### DATASET RECORDS
===============
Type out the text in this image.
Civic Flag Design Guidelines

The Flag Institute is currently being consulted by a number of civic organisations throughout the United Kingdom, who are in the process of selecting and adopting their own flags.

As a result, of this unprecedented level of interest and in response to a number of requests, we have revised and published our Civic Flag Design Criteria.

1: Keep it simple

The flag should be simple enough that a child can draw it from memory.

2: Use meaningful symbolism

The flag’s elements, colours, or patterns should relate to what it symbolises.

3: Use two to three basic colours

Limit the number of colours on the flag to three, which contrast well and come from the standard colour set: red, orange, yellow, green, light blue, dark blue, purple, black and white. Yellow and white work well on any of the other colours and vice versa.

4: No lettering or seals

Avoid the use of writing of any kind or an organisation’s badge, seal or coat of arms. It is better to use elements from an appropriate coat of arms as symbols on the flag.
===============
### YOUR GOAL
Copy out each line above, character for character.

### RESULT OF THE EXERCISE
Type out the text in this image.
Civic Flag Design Guidelines

The Flag Institute is currently being consulted by a number of civic organisations throughout the United Kingdom, who are in the process of selecting and adopting their own flags.

As a result, of this unprecedented level of interest and in response to a number of requests, we have revised and published our Civic Flag Design Criteria.

1: Keep it simple

The flag should be simple enough that a child can draw it from memory.

2: Use meaningful symbolism

The flag’s elements, colours, or patterns should relate to what it symbolises.

3: Use two to three basic colours

Limit the number of colours on the flag to three, which contrast well and come from the standard colour set: red, orange, yellow, green, light blue, dark blue, purple, black and white. Yellow and white work well on any of the other colours and vice versa.

4: No lettering or seals

Avoid the use of writing of any kind or an organisation’s badge, seal or coat of arms. It is better to use elements from an appropriate coat of arms as symbols on the flag.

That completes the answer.